> Aim
Compile every line that includes the word "photo".

> Records provided
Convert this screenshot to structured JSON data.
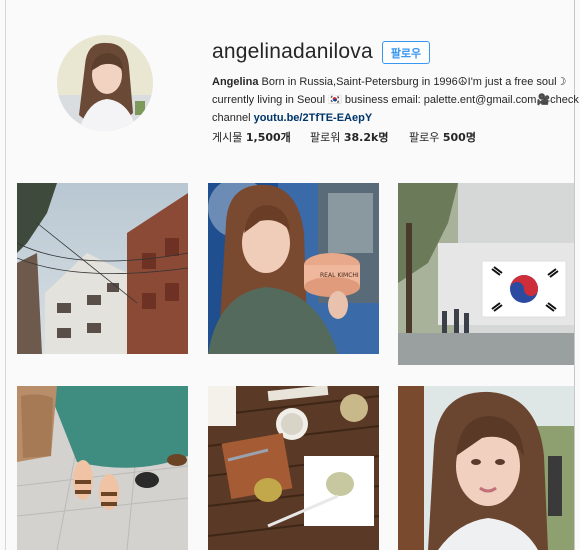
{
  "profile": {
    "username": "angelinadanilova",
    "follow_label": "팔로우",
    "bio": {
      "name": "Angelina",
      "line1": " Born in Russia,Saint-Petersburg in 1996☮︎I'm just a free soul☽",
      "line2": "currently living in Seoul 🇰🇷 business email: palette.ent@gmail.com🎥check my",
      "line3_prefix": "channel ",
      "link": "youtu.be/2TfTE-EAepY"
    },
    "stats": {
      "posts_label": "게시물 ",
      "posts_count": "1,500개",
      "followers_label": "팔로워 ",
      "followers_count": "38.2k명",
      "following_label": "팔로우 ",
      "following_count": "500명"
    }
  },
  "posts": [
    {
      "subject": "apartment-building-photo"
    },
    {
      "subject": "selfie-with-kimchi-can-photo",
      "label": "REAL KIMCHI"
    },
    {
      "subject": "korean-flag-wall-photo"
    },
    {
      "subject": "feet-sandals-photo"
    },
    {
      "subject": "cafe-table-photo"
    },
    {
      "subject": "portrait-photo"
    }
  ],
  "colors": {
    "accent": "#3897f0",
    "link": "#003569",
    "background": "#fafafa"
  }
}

* * *

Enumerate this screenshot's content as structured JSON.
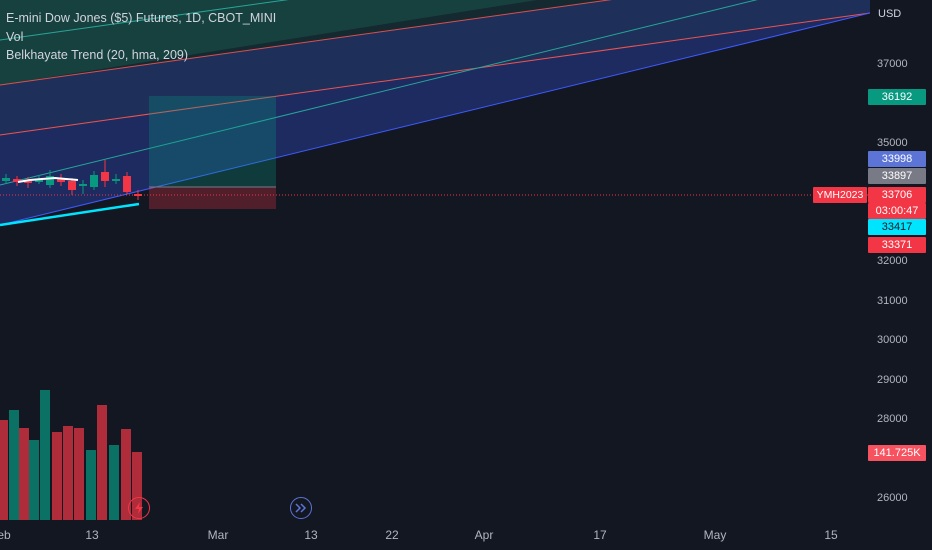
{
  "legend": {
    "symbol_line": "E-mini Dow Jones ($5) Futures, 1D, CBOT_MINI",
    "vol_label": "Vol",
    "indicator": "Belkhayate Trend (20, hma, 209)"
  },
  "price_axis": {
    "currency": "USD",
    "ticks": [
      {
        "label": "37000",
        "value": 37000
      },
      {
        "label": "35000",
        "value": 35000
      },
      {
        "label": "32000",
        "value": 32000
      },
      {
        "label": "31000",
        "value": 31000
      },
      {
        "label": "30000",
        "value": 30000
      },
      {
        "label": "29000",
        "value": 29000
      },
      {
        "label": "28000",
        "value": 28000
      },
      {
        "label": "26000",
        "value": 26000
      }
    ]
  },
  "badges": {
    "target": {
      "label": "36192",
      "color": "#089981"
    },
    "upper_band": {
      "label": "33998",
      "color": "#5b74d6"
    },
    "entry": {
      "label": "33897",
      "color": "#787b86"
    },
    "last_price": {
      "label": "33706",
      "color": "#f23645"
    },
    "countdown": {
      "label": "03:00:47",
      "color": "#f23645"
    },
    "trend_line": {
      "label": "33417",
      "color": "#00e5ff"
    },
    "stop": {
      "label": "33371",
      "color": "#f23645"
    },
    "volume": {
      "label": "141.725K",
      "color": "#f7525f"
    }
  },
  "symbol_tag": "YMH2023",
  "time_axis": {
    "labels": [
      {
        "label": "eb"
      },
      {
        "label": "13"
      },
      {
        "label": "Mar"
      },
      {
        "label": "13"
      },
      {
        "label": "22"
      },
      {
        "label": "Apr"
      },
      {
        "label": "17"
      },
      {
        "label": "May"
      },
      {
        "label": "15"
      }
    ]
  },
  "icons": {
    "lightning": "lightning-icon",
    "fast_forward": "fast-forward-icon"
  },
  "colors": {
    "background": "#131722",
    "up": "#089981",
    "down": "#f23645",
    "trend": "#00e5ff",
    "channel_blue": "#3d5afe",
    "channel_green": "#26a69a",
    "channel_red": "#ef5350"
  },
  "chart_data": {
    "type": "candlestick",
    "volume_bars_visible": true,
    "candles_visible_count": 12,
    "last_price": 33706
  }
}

> Exercise answer
      "subject": "apartment-building-photo"
      "subject": "selfie-with-kimchi-can-photo",
      "subject": "korean-flag-wall-photo"
      "subject": "feet-sandals-photo"
      "subject": "cafe-table-photo"
      "subject": "portrait-photo"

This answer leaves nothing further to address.